_Problem to work on_
Reproduce the stretch from the start of the data through the line containing "flagged-result-vitamin-d: 24* [175, 264, 257, 278]", substituting "divider-line" for each occurrence of "row-rule" and leaving everything else unchanged.

Item position entries
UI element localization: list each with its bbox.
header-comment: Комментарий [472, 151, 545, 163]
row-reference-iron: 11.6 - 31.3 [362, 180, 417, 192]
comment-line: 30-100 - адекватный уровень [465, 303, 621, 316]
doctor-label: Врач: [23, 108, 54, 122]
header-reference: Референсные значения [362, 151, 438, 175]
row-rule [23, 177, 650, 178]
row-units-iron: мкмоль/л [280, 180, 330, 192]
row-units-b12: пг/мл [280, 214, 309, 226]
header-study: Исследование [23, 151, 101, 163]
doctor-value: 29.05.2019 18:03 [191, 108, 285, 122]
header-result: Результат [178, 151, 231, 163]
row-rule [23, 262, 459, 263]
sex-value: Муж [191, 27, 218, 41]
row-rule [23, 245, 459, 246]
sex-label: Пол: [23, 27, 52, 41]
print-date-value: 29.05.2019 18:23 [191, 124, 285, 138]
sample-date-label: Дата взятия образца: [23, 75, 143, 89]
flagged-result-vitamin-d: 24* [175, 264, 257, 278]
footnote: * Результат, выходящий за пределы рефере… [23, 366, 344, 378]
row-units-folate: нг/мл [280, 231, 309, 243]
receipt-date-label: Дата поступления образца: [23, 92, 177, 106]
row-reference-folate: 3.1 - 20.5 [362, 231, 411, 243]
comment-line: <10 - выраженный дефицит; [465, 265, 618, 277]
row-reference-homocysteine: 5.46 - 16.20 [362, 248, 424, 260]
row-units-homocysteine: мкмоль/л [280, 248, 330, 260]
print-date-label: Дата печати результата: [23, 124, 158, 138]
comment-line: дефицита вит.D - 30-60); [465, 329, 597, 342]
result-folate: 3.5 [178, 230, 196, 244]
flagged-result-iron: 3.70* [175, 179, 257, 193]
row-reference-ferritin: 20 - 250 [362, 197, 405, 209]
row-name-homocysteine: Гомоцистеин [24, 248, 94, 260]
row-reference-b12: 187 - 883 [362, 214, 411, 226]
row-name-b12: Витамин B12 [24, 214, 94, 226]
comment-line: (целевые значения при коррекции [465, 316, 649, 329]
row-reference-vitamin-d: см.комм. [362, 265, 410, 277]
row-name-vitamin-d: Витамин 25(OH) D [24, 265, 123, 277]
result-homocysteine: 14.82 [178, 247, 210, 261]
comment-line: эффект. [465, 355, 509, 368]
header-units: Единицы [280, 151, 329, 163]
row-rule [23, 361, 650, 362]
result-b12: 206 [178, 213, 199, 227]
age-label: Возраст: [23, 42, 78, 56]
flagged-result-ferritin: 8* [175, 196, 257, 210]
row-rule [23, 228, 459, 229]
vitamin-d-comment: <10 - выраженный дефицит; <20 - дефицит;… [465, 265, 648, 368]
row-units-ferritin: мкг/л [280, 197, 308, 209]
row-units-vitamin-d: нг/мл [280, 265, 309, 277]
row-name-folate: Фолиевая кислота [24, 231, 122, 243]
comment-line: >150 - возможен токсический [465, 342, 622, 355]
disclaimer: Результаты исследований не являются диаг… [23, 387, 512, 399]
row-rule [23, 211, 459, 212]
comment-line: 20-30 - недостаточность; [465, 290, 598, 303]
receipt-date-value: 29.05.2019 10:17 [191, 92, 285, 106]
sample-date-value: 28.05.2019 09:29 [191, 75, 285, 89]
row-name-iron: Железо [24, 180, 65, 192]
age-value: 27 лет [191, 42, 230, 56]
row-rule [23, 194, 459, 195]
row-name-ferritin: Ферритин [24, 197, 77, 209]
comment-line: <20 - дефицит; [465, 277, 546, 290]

_Reply to the task_
UI element localization: list each with its bbox.
header-comment: Комментарий [472, 151, 545, 163]
row-reference-iron: 11.6 - 31.3 [362, 180, 417, 192]
comment-line: 30-100 - адекватный уровень [465, 303, 621, 316]
doctor-label: Врач: [23, 108, 54, 122]
header-reference: Референсные значения [362, 151, 438, 175]
divider-line [23, 177, 650, 178]
row-units-iron: мкмоль/л [280, 180, 330, 192]
row-units-b12: пг/мл [280, 214, 309, 226]
header-study: Исследование [23, 151, 101, 163]
doctor-value: 29.05.2019 18:03 [191, 108, 285, 122]
header-result: Результат [178, 151, 231, 163]
divider-line [23, 262, 459, 263]
sex-value: Муж [191, 27, 218, 41]
divider-line [23, 245, 459, 246]
sex-label: Пол: [23, 27, 52, 41]
print-date-value: 29.05.2019 18:23 [191, 124, 285, 138]
sample-date-label: Дата взятия образца: [23, 75, 143, 89]
flagged-result-vitamin-d: 24* [175, 264, 257, 278]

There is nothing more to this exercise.